- **Selected extract**
::::::::::

With AI providing benefits across industries, enterprises and start-ups are constantly innovating on how to make applications smarter and better. The AI market is projected to become a $190 billion (USD) industry by 2025. However, advancements in AI can create new challenges and raise legal and ethical questions.

Today, AI is seen as a black box spitting out mysterious decisions, and businesses can struggle to explain or understand how these outcomes are reached.

For example, major cities in China are using smart cameras and AI-based facial recognition to detect and identify jaywalkers (people who walk in or cross a roadway that has traffic, other than at a suitable crossing point). The jaywalker’s partially obscured name and face then shows up on a public display screen. This system made an error in the city of Ningbo, where it falsely “recognized” a photo of Chinese billionaire Mingzhu Dong on an advertisement on a passing bus as a jaywalker. In this case, Dong called it a “trivial matter” because live detection and recognition are challenging.


But is it a trivial matter when the results of an AI system might help determine which criminal sentence is to be applied? In the United States, courtroom judges could base their decisions, including bail amounts and sentences, for defendants and people convicted of a crime, on the results of COMPAS. COMPAS is a risk assessment software powered by AI that is used to forecast which criminals are most likely to reoffend. The accuracy of this software was questioned when it showed bias in its results.

It is definitely not a trivial matter when human safety is at stake. In 2018, one of Uber’s self-driving cars, which was in autonomous mode and had a human safety driver at the wheel, struck and killed a female pedestrian in Arizona. The vehicle’s sensors detected the pedestrian but decided not to brake or take any action. This led to Uber, and other companies like Toyota and NVIDIA, to suspend their self-driving vehicle testing in the US.

::::::::::

- **Data records**
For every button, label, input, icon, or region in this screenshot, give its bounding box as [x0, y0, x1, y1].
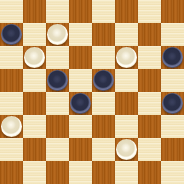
square-e2 [92, 138, 115, 161]
white-man-f2[interactable] [116, 139, 137, 160]
square-b4[interactable] [23, 92, 46, 115]
square-b1 [23, 161, 46, 184]
square-h5 [161, 69, 184, 92]
square-g6 [138, 46, 161, 69]
square-a8 [0, 0, 23, 23]
square-c8 [46, 0, 69, 23]
square-c4 [46, 92, 69, 115]
square-e5[interactable] [92, 69, 115, 92]
square-h1 [161, 161, 184, 184]
square-a2 [0, 138, 23, 161]
square-d3 [69, 115, 92, 138]
black-man-h4[interactable] [162, 93, 183, 114]
square-f4[interactable] [115, 92, 138, 115]
square-g2 [138, 138, 161, 161]
square-a4 [0, 92, 23, 115]
white-man-b6[interactable] [24, 47, 45, 68]
square-d4[interactable] [69, 92, 92, 115]
square-a3[interactable] [0, 115, 23, 138]
square-f7 [115, 23, 138, 46]
white-man-a3[interactable] [1, 116, 22, 137]
square-c7[interactable] [46, 23, 69, 46]
square-h6[interactable] [161, 46, 184, 69]
square-h4[interactable] [161, 92, 184, 115]
square-h3 [161, 115, 184, 138]
white-man-f6[interactable] [116, 47, 137, 68]
square-d2[interactable] [69, 138, 92, 161]
white-man-c7[interactable] [47, 24, 68, 45]
square-g3[interactable] [138, 115, 161, 138]
black-man-a7[interactable] [1, 24, 22, 45]
square-c1[interactable] [46, 161, 69, 184]
square-g8 [138, 0, 161, 23]
square-c5[interactable] [46, 69, 69, 92]
square-f3 [115, 115, 138, 138]
square-e4 [92, 92, 115, 115]
black-man-c5[interactable] [47, 70, 68, 91]
square-d7 [69, 23, 92, 46]
square-c2 [46, 138, 69, 161]
square-b5 [23, 69, 46, 92]
square-d6[interactable] [69, 46, 92, 69]
square-d5 [69, 69, 92, 92]
checkers-board [0, 0, 184, 184]
square-f2[interactable] [115, 138, 138, 161]
square-b2[interactable] [23, 138, 46, 161]
square-b8[interactable] [23, 0, 46, 23]
square-f1 [115, 161, 138, 184]
square-h8[interactable] [161, 0, 184, 23]
square-a1[interactable] [0, 161, 23, 184]
square-a5[interactable] [0, 69, 23, 92]
square-a7[interactable] [0, 23, 23, 46]
square-g7[interactable] [138, 23, 161, 46]
square-a6 [0, 46, 23, 69]
square-e6 [92, 46, 115, 69]
square-g1[interactable] [138, 161, 161, 184]
square-h2[interactable] [161, 138, 184, 161]
square-c3[interactable] [46, 115, 69, 138]
square-d8[interactable] [69, 0, 92, 23]
square-c6 [46, 46, 69, 69]
square-b6[interactable] [23, 46, 46, 69]
square-e1[interactable] [92, 161, 115, 184]
square-e3[interactable] [92, 115, 115, 138]
black-man-e5[interactable] [93, 70, 114, 91]
square-b7 [23, 23, 46, 46]
square-g5[interactable] [138, 69, 161, 92]
square-e8 [92, 0, 115, 23]
square-f5 [115, 69, 138, 92]
square-f6[interactable] [115, 46, 138, 69]
square-e7[interactable] [92, 23, 115, 46]
square-b3 [23, 115, 46, 138]
black-man-d4[interactable] [70, 93, 91, 114]
black-man-h6[interactable] [162, 47, 183, 68]
square-h7 [161, 23, 184, 46]
square-d1 [69, 161, 92, 184]
square-g4 [138, 92, 161, 115]
square-f8[interactable] [115, 0, 138, 23]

::::::::::

- **Work instructions**
A. For each statement, say whether it agrees with the passage on AI errors. Answer yes or no and quote the words of the passage that decide it.
(i) The AI market is expected to be worth $190 billion (USD) by 2025.
(ii) Mingzhu Dong described the false jaywalking identification as a serious matter.
(iii) The sensors of Uber's self-driving car did not detect the pedestrian.
B. Extend the passage on AI errors, picking up after its final sentence.
The rows play no part in the tasks and can be set aside.

- **Solved tasks**
A.
(i) Yes: "The AI market is projected to become a $190 billion (USD) industry by 2025."
(ii) No: "In this case, Dong called it a “trivial matter” because live detection and recognition are challenging."
(iii) No: "The vehicle’s sensors detected the pedestrian but decided not to brake or take any action."

B.
As AI continues to expand its role in our lives, make decisions for us and on behalf of us, an important question comes to mind:

What level of trust can – and should – we place in these AI systems?

To try to answer this question, in April 2019, the European Union published its work on ethics guidelines for artificial intelligence where they outlined seven essentials for achieving trustworthy AI. These guidelines included requirements such as privacy and data governance, diversity, and safety.

Earlier this year, the Smart Dubai Government announced the Dubai AI Principles, which lay out the city’s aspirations and provide a roadmap for the behavior of AI systems. They also announced the Dubai AI Ethics Guidelines to provide detailed guidance on crucial issues like accountability, and others relating to AI algorithms. You can try out the Dubai AI Ethics self-assessment tool to self-evaluate the ethics level of an AI system using Dubai’s AI Ethics Guidelines.

Four pillars of trusted AI

Ethical AI is a huge area of research at IBM. And in this paper, four elements, or pillars, are described, which form the basis for trusted AI systems.

  1. Explainability: Knowing and understanding how AI models arrive to specific decisions. It’s having visibility on how they work. Right now, machine learning models are black boxes. We don’t really know why they make the choices they do.

    Although a key fundamental of trusted AI, explainability can be challenging to implement. When implementing it, the accuracy of the model is compromised. This is because simpler models that are easy to interpret are pinched in their predictive capacity (for example, linear regression or decision trees). More powerful and complex algorithms such as neural networks or random forests tend to be highly accurate but difficult to understand due to their complex nature.

    Another factor to consider is that explainability isn’t one dimensional. Different stakeholders would want to have insights on different aspects of the inner workings of an algorithm, based on purposes and objectives. Therefore, explanations must be tailored.

  2. Fairness: Ensuring fair AI systems means getting rid of (or at least minimizing) bias in the model or data. Bias can be described as the mismatch between the training data distribution and a wanted fair distribution. Bias can easily enter AI systems through the training data you create, collect, or process. The system can pick them up, encode them, and have the potential to scale, which can result in unfair results (as with COMPAS). Machine learning algorithms learn from the training data they are given. As they say – garbage in, garbage out.

    To encourage the adoption of AI, you must ensure that it does not take on and amplify biases and use equitable training data and models to avoid unfair treatment. Establishing tests for identifying, curating, and minimizing bias in training data sets should be a key element to establish fairness in AI systems.

  3. Robustness: Robustness consists of two factors, safety and security.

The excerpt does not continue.